(Stored records)
---
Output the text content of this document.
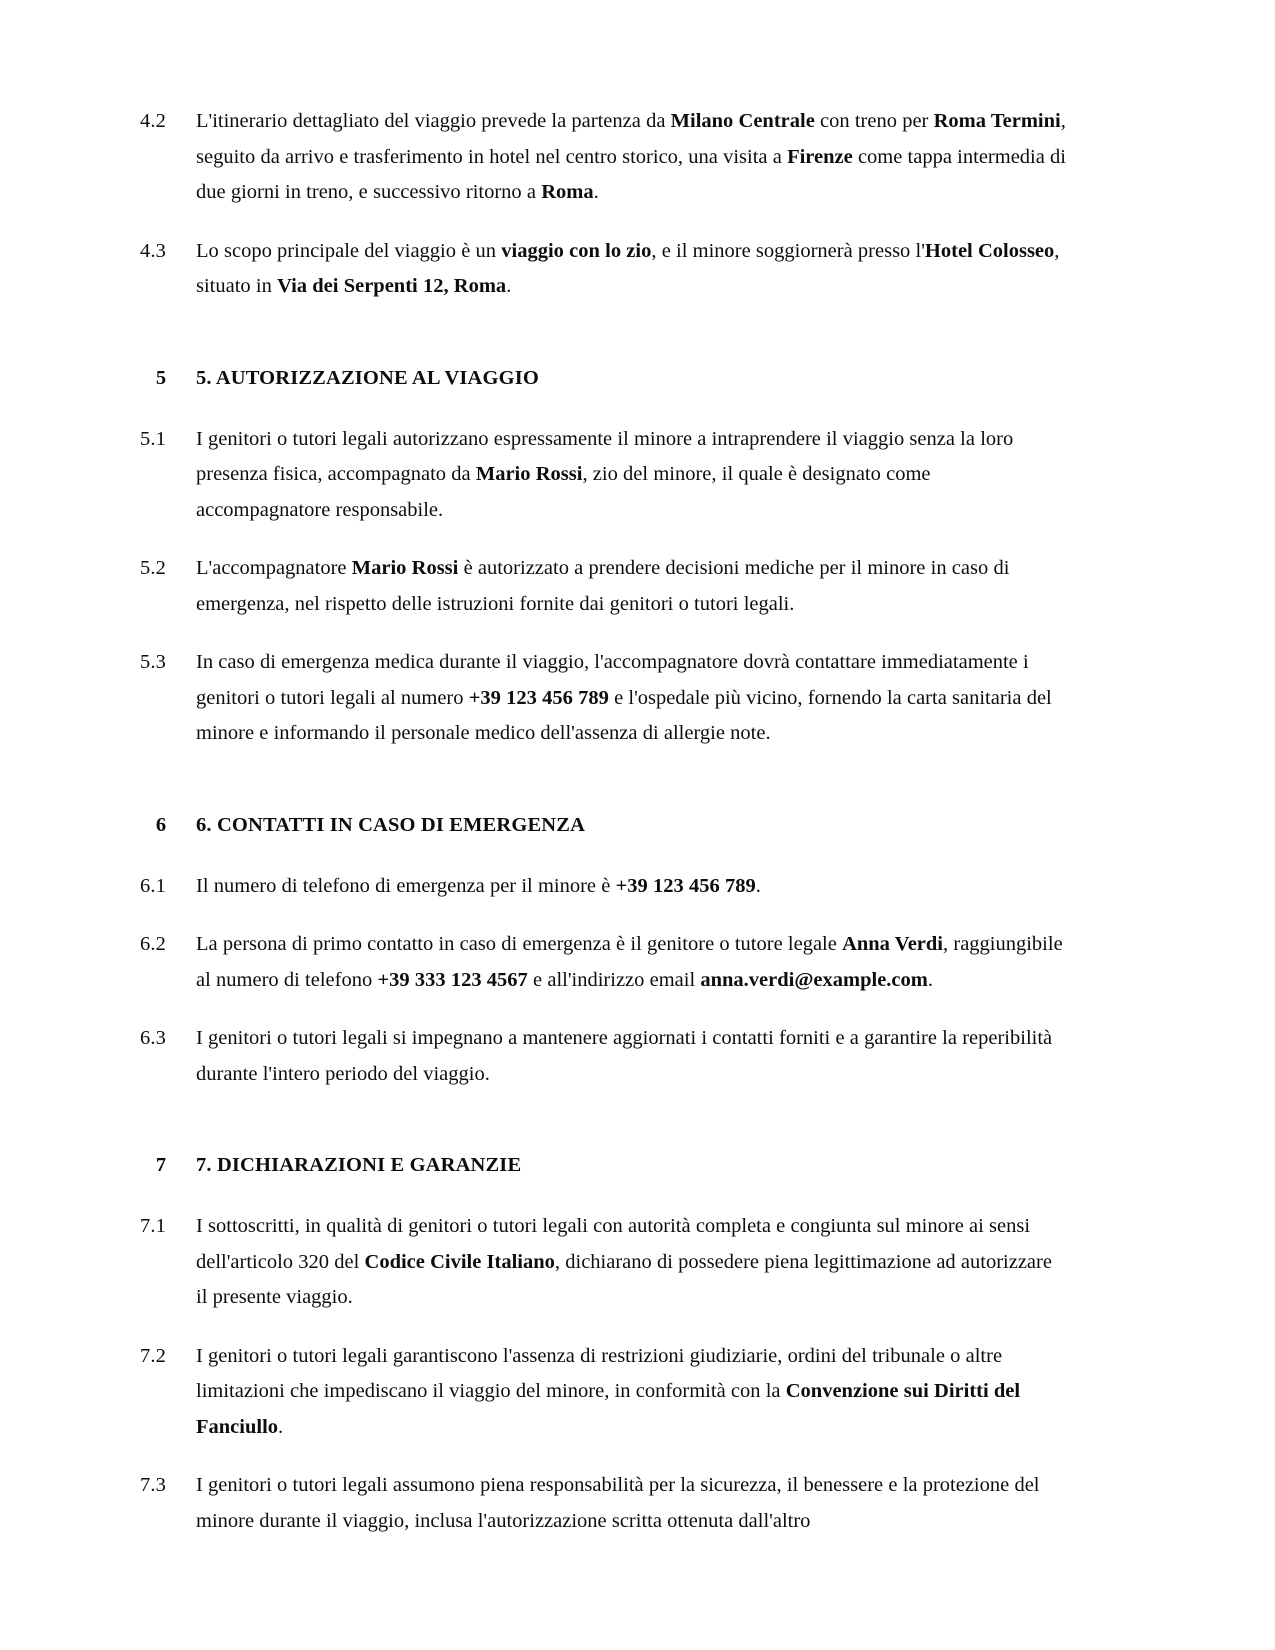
4.2	L'itinerario dettagliato del viaggio prevede la partenza da Milano Centrale con treno per Roma Termini, seguito da arrivo e trasferimento in hotel nel centro storico, una visita a Firenze come tappa intermedia di due giorni in treno, e successivo ritorno a Roma.
4.3	Lo scopo principale del viaggio è un viaggio con lo zio, e il minore soggiornerà presso l'Hotel Colosseo, situato in Via dei Serpenti 12, Roma.
5	5. AUTORIZZAZIONE AL VIAGGIO
5.1	I genitori o tutori legali autorizzano espressamente il minore a intraprendere il viaggio senza la loro presenza fisica, accompagnato da Mario Rossi, zio del minore, il quale è designato come accompagnatore responsabile.
5.2	L'accompagnatore Mario Rossi è autorizzato a prendere decisioni mediche per il minore in caso di emergenza, nel rispetto delle istruzioni fornite dai genitori o tutori legali.
5.3	In caso di emergenza medica durante il viaggio, l'accompagnatore dovrà contattare immediatamente i genitori o tutori legali al numero +39 123 456 789 e l'ospedale più vicino, fornendo la carta sanitaria del minore e informando il personale medico dell'assenza di allergie note.
6	6. CONTATTI IN CASO DI EMERGENZA
6.1	Il numero di telefono di emergenza per il minore è +39 123 456 789.
6.2	La persona di primo contatto in caso di emergenza è il genitore o tutore legale Anna Verdi, raggiungibile al numero di telefono +39 333 123 4567 e all'indirizzo email anna.verdi@example.com.
6.3	I genitori o tutori legali si impegnano a mantenere aggiornati i contatti forniti e a garantire la reperibilità durante l'intero periodo del viaggio.
7	7. DICHIARAZIONI E GARANZIE
7.1	I sottoscritti, in qualità di genitori o tutori legali con autorità completa e congiunta sul minore ai sensi dell'articolo 320 del Codice Civile Italiano, dichiarano di possedere piena legittimazione ad autorizzare il presente viaggio.
7.2	I genitori o tutori legali garantiscono l'assenza di restrizioni giudiziarie, ordini del tribunale o altre limitazioni che impediscano il viaggio del minore, in conformità con la Convenzione sui Diritti del Fanciullo.
7.3	I genitori o tutori legali assumono piena responsabilità per la sicurezza, il benessere e la protezione del minore durante il viaggio, inclusa l'autorizzazione scritta ottenuta dall'altro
---
Given exercise:
Search the records for the word "tutori". Copy every line that has it.

Finished task:
5.1	I genitori o tutori legali autorizzano espressamente il minore a intraprendere il viaggio senza la loro presenza fisica, accompagnato da Mario Rossi, zio del minore, il quale è designato come accompagnatore responsabile.
5.2	L'accompagnatore Mario Rossi è autorizzato a prendere decisioni mediche per il minore in caso di emergenza, nel rispetto delle istruzioni fornite dai genitori o tutori legali.
5.3	In caso di emergenza medica durante il viaggio, l'accompagnatore dovrà contattare immediatamente i genitori o tutori legali al numero +39 123 456 789 e l'ospedale più vicino, fornendo la carta sanitaria del minore e informando il personale medico dell'assenza di allergie note.
6.3	I genitori o tutori legali si impegnano a mantenere aggiornati i contatti forniti e a garantire la reperibilità durante l'intero periodo del viaggio.
7.1	I sottoscritti, in qualità di genitori o tutori legali con autorità completa e congiunta sul minore ai sensi dell'articolo 320 del Codice Civile Italiano, dichiarano di possedere piena legittimazione ad autorizzare il presente viaggio.
7.2	I genitori o tutori legali garantiscono l'assenza di restrizioni giudiziarie, ordini del tribunale o altre limitazioni che impediscano il viaggio del minore, in conformità con la Convenzione sui Diritti del Fanciullo.
7.3	I genitori o tutori legali assumono piena responsabilità per la sicurezza, il benessere e la protezione del minore durante il viaggio, inclusa l'autorizzazione scritta ottenuta dall'altro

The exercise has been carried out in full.